Stated goal. Please set down every one of the records below again, line for line and without any change.

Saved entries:
________________
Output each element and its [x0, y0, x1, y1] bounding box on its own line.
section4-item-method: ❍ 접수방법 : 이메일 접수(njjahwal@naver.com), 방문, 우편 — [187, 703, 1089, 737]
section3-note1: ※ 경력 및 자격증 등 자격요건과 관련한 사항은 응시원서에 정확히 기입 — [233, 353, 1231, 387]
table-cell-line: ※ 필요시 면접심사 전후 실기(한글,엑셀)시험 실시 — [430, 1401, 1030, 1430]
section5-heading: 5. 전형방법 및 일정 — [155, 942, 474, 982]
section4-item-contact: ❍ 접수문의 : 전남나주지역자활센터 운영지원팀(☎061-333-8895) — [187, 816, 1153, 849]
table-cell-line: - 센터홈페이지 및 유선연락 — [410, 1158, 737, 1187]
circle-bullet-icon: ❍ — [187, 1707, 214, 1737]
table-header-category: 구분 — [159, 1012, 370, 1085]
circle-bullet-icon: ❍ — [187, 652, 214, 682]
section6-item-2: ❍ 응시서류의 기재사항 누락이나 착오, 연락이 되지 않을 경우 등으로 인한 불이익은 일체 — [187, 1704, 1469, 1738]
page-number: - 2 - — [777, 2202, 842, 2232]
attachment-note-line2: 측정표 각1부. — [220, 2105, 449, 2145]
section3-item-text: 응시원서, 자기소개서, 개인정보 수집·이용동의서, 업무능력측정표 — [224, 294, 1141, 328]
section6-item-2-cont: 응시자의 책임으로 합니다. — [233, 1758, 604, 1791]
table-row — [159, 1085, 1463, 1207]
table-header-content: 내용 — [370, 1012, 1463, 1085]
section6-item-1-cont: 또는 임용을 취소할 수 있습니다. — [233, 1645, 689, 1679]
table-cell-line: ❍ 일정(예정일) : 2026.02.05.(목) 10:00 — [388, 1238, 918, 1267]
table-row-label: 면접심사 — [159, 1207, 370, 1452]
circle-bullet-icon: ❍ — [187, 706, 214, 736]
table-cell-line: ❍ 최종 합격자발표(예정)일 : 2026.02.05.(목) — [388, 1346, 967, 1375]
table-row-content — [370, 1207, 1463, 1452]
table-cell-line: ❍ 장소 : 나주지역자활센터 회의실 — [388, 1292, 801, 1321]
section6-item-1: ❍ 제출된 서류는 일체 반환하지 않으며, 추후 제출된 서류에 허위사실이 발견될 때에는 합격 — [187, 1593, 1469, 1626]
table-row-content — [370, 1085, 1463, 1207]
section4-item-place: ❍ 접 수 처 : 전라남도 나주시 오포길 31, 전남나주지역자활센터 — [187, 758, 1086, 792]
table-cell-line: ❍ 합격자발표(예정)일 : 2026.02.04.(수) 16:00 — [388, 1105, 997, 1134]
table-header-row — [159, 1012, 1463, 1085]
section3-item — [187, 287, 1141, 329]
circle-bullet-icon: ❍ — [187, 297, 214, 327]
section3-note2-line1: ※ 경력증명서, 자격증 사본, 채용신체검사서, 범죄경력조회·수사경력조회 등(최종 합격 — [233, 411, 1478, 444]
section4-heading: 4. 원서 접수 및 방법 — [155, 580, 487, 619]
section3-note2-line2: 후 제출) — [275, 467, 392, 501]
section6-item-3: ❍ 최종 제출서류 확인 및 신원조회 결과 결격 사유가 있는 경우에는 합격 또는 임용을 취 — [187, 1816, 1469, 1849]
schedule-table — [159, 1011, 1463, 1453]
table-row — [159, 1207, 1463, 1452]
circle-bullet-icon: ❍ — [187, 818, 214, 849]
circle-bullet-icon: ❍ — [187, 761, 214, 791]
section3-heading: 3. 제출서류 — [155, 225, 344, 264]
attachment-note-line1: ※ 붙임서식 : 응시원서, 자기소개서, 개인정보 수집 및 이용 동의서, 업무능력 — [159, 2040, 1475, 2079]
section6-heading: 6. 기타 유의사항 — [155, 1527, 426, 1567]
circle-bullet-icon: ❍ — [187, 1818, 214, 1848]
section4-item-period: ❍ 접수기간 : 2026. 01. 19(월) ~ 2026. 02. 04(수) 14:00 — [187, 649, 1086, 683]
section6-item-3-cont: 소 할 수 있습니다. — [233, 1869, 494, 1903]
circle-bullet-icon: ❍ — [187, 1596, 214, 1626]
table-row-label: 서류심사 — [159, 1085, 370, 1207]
________________
Answer to this exercise.
Output each element and its [x0, y0, x1, y1] bounding box on its own line.
section4-item-method: ❍ 접수방법 : 이메일 접수(njjahwal@naver.com), 방문, 우편 — [187, 703, 1089, 737]
section3-note1: ※ 경력 및 자격증 등 자격요건과 관련한 사항은 응시원서에 정확히 기입 — [233, 353, 1231, 387]
table-cell-line: ※ 필요시 면접심사 전후 실기(한글,엑셀)시험 실시 — [430, 1401, 1030, 1430]
section5-heading: 5. 전형방법 및 일정 — [155, 942, 474, 982]
section4-item-contact: ❍ 접수문의 : 전남나주지역자활센터 운영지원팀(☎061-333-8895) — [187, 816, 1153, 849]
table-cell-line: - 센터홈페이지 및 유선연락 — [410, 1158, 737, 1187]
circle-bullet-icon: ❍ — [187, 1707, 214, 1737]
table-header-category: 구분 — [159, 1012, 370, 1085]
circle-bullet-icon: ❍ — [187, 652, 214, 682]
section6-item-2: ❍ 응시서류의 기재사항 누락이나 착오, 연락이 되지 않을 경우 등으로 인한 불이익은 일체 — [187, 1704, 1469, 1738]
page-number: - 2 - — [777, 2202, 842, 2232]
attachment-note-line2: 측정표 각1부. — [220, 2105, 449, 2145]
section3-item-text: 응시원서, 자기소개서, 개인정보 수집·이용동의서, 업무능력측정표 — [224, 294, 1141, 328]
section6-item-2-cont: 응시자의 책임으로 합니다. — [233, 1758, 604, 1791]
table-row — [159, 1085, 1463, 1207]
table-header-content: 내용 — [370, 1012, 1463, 1085]
section6-item-1-cont: 또는 임용을 취소할 수 있습니다. — [233, 1645, 689, 1679]
table-cell-line: ❍ 일정(예정일) : 2026.02.05.(목) 10:00 — [388, 1238, 918, 1267]
table-row-label: 면접심사 — [159, 1207, 370, 1452]
circle-bullet-icon: ❍ — [187, 706, 214, 736]
table-cell-line: ❍ 최종 합격자발표(예정)일 : 2026.02.05.(목) — [388, 1346, 967, 1375]
table-row-content — [370, 1207, 1463, 1452]
table-cell-line: ❍ 장소 : 나주지역자활센터 회의실 — [388, 1292, 801, 1321]
section6-item-1: ❍ 제출된 서류는 일체 반환하지 않으며, 추후 제출된 서류에 허위사실이 발견될 때에는 합격 — [187, 1593, 1469, 1626]
table-row-content — [370, 1085, 1463, 1207]
section4-item-place: ❍ 접 수 처 : 전라남도 나주시 오포길 31, 전남나주지역자활센터 — [187, 758, 1086, 792]
table-cell-line: ❍ 합격자발표(예정)일 : 2026.02.04.(수) 16:00 — [388, 1105, 997, 1134]
table-header-row — [159, 1012, 1463, 1085]
section3-item — [187, 287, 1141, 329]
circle-bullet-icon: ❍ — [187, 297, 214, 327]
section3-note2-line1: ※ 경력증명서, 자격증 사본, 채용신체검사서, 범죄경력조회·수사경력조회 등(최종 합격 — [233, 411, 1478, 444]
section4-heading: 4. 원서 접수 및 방법 — [155, 580, 487, 619]
section3-note2-line2: 후 제출) — [275, 467, 392, 501]
section6-item-3: ❍ 최종 제출서류 확인 및 신원조회 결과 결격 사유가 있는 경우에는 합격 또는 임용을 취 — [187, 1816, 1469, 1849]
schedule-table — [159, 1011, 1463, 1453]
table-row — [159, 1207, 1463, 1452]
circle-bullet-icon: ❍ — [187, 818, 214, 849]
circle-bullet-icon: ❍ — [187, 761, 214, 791]
section3-heading: 3. 제출서류 — [155, 225, 344, 264]
attachment-note-line1: ※ 붙임서식 : 응시원서, 자기소개서, 개인정보 수집 및 이용 동의서, 업무능력 — [159, 2040, 1475, 2079]
section6-heading: 6. 기타 유의사항 — [155, 1527, 426, 1567]
circle-bullet-icon: ❍ — [187, 1818, 214, 1848]
section4-item-period: ❍ 접수기간 : 2026. 01. 19(월) ~ 2026. 02. 04(수) 14:00 — [187, 649, 1086, 683]
section6-item-3-cont: 소 할 수 있습니다. — [233, 1869, 494, 1903]
circle-bullet-icon: ❍ — [187, 1596, 214, 1626]
table-row-label: 서류심사 — [159, 1085, 370, 1207]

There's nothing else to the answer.